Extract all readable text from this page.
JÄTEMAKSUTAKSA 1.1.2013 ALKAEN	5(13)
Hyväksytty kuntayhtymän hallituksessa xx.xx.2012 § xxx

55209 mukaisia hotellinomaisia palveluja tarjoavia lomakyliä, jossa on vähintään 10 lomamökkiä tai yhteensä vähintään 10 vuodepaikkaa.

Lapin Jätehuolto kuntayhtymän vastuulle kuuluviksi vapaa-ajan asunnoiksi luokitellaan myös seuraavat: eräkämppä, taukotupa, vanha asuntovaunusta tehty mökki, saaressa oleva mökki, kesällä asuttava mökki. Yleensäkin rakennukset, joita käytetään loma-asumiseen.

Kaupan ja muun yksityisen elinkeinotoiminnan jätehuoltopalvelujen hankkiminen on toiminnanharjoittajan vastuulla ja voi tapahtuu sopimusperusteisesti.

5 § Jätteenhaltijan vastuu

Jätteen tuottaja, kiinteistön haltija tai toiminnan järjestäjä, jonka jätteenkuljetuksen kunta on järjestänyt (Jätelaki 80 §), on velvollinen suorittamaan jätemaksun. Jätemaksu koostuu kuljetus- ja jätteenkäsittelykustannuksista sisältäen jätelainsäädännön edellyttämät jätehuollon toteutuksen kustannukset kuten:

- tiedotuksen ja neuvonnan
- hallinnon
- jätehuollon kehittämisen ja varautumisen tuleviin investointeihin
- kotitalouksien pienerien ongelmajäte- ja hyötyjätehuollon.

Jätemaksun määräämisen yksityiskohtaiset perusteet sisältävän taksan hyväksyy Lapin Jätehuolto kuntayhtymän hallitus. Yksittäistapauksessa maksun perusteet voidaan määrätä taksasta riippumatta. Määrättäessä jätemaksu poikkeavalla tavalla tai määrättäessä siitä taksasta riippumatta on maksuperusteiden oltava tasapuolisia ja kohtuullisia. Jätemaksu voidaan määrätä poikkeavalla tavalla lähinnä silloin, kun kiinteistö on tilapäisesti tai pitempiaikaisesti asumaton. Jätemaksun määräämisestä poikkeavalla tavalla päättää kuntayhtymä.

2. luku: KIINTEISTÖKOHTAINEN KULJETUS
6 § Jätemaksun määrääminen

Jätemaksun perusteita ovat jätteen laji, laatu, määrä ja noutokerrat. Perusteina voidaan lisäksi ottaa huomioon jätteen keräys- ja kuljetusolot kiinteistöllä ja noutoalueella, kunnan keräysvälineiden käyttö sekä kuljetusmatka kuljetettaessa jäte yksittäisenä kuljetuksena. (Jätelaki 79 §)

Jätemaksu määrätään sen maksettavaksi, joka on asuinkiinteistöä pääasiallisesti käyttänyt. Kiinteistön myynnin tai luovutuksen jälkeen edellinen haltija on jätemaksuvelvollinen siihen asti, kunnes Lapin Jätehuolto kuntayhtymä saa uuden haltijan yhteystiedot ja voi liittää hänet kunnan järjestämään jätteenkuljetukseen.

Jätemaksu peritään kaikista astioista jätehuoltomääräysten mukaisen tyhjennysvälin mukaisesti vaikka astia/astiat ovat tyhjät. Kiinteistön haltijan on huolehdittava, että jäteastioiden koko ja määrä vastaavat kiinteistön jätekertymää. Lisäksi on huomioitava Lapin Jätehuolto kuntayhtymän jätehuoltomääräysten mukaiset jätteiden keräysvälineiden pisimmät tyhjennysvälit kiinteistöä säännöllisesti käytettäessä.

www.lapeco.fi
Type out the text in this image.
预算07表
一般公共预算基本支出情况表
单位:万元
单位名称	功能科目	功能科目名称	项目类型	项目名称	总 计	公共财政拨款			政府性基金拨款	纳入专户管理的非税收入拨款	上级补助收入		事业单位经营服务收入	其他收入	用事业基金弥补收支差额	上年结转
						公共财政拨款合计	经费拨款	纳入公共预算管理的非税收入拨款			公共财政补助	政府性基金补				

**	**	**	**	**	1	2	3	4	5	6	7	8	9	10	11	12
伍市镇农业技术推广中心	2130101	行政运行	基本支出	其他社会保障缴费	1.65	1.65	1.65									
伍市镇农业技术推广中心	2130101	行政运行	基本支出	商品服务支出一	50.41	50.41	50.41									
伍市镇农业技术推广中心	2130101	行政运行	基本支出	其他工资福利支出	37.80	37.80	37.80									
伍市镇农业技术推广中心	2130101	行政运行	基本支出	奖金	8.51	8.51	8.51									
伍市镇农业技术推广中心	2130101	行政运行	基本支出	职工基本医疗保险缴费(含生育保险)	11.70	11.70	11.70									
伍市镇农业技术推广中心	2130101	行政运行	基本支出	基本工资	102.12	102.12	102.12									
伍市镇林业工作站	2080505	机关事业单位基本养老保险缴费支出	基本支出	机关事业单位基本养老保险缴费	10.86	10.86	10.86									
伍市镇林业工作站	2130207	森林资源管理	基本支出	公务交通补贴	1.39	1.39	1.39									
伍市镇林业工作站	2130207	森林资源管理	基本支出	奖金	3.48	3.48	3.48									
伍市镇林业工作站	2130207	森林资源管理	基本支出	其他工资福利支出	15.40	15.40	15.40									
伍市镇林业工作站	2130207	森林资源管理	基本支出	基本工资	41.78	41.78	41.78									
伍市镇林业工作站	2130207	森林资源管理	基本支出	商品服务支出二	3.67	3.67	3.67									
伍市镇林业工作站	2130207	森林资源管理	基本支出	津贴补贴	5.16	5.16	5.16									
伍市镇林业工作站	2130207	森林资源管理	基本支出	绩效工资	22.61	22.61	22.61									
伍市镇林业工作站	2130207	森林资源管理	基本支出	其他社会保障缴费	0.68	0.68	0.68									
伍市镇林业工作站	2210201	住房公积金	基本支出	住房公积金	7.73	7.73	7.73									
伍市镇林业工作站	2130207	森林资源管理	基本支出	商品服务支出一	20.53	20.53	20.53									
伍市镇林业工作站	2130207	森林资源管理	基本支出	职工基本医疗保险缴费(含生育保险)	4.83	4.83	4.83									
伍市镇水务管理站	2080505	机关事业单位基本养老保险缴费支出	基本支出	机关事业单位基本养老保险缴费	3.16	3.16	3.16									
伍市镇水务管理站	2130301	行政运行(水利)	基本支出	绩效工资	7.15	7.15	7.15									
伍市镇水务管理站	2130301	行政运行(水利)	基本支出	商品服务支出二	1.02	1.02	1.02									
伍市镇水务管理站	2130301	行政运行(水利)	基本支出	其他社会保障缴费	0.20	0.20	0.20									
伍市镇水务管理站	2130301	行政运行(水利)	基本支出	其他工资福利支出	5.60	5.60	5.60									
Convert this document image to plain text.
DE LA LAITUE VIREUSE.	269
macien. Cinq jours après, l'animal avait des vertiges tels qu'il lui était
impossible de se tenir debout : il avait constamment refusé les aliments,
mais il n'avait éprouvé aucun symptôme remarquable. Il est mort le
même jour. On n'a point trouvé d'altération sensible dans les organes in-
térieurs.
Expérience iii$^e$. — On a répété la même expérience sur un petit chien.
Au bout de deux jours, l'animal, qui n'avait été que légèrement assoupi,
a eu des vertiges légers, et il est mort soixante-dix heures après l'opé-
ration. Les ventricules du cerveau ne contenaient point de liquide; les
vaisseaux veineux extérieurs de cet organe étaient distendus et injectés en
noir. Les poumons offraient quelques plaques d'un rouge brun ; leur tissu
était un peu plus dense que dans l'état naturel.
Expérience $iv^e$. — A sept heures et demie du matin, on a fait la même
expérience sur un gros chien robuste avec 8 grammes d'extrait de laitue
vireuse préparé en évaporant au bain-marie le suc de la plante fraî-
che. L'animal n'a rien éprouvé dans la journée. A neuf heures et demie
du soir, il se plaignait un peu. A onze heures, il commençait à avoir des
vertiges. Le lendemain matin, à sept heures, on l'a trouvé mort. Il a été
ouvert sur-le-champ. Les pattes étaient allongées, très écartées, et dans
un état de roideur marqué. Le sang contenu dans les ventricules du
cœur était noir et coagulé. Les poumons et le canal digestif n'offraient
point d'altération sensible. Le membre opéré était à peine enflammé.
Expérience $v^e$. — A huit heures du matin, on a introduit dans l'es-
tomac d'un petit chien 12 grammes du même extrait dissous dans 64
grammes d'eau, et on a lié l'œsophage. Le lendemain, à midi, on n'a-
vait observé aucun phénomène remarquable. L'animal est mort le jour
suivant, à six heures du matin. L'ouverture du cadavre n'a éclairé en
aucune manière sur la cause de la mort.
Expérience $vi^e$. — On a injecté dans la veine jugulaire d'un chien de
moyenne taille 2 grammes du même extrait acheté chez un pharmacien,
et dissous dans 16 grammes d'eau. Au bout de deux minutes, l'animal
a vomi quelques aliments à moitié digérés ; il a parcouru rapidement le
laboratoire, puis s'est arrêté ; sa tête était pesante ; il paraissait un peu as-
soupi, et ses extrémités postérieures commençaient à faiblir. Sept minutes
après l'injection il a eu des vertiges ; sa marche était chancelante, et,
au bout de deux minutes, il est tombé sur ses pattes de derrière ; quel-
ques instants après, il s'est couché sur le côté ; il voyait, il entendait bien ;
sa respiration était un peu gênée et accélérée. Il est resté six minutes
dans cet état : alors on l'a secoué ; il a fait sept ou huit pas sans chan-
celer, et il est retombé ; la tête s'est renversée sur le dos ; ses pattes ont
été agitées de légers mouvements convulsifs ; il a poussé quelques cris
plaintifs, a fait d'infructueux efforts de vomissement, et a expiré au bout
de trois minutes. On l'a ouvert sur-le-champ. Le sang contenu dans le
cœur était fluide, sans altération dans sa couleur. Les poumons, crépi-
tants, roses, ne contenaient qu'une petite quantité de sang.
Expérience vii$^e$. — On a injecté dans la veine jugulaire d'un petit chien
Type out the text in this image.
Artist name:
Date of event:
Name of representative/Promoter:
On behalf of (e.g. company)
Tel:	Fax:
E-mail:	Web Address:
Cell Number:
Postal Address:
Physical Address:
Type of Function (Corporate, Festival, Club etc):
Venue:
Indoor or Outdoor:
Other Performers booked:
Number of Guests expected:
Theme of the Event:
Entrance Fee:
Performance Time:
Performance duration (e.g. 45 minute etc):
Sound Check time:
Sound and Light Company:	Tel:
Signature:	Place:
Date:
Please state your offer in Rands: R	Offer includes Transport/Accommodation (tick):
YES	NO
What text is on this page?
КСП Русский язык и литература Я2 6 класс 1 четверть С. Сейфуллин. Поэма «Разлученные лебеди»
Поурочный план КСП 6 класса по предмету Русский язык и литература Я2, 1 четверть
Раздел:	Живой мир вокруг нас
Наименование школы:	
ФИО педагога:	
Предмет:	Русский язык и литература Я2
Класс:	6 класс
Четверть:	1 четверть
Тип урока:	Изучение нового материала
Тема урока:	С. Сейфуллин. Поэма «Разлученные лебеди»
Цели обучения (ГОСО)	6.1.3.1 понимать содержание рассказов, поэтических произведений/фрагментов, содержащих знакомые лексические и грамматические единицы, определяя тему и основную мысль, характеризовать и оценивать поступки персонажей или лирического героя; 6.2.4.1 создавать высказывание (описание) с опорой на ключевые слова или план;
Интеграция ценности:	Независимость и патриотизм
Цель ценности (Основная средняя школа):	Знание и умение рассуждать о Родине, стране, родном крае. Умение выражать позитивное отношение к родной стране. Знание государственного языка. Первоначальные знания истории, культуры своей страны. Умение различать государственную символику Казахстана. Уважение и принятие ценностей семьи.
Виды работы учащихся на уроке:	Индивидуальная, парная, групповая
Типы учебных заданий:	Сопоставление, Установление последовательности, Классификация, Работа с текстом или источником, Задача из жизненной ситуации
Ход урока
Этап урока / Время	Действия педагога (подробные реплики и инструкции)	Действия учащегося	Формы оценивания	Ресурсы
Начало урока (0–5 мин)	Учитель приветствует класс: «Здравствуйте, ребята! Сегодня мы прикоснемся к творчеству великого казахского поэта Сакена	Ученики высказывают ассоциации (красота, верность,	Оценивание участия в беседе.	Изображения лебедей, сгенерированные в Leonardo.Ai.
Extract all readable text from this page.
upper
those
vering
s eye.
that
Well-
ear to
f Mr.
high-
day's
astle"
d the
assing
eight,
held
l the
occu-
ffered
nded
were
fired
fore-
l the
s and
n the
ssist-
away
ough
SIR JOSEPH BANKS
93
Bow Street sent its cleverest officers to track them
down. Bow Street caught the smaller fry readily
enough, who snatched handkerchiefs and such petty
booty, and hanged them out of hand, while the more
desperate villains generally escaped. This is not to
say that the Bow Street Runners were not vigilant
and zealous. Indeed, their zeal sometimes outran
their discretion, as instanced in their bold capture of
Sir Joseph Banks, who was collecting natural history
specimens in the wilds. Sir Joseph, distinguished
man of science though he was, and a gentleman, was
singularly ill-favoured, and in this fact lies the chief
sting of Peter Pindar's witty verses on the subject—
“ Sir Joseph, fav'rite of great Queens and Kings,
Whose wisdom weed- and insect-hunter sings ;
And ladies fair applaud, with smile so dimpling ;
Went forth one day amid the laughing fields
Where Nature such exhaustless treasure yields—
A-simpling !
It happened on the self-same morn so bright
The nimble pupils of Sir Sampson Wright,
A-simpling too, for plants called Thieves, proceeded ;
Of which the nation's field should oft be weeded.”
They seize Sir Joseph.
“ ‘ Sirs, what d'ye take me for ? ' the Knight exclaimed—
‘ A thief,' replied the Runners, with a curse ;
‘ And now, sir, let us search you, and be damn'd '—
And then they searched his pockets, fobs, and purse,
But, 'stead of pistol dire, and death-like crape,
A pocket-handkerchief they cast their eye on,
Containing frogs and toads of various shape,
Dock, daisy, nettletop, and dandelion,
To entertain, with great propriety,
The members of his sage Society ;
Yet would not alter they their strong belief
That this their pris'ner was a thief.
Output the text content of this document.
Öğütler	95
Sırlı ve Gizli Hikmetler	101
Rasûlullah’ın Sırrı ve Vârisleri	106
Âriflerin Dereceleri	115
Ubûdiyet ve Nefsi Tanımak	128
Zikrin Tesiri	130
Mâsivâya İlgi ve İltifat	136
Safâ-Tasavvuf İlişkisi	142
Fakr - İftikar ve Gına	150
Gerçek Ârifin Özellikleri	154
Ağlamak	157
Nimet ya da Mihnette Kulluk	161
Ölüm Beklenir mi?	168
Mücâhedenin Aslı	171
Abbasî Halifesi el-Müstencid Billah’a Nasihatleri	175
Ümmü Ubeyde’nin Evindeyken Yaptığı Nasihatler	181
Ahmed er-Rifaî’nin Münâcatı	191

################

Your goal
Going through the lines above one by one, tally those with the word "altération" and give only the total.

Task result
3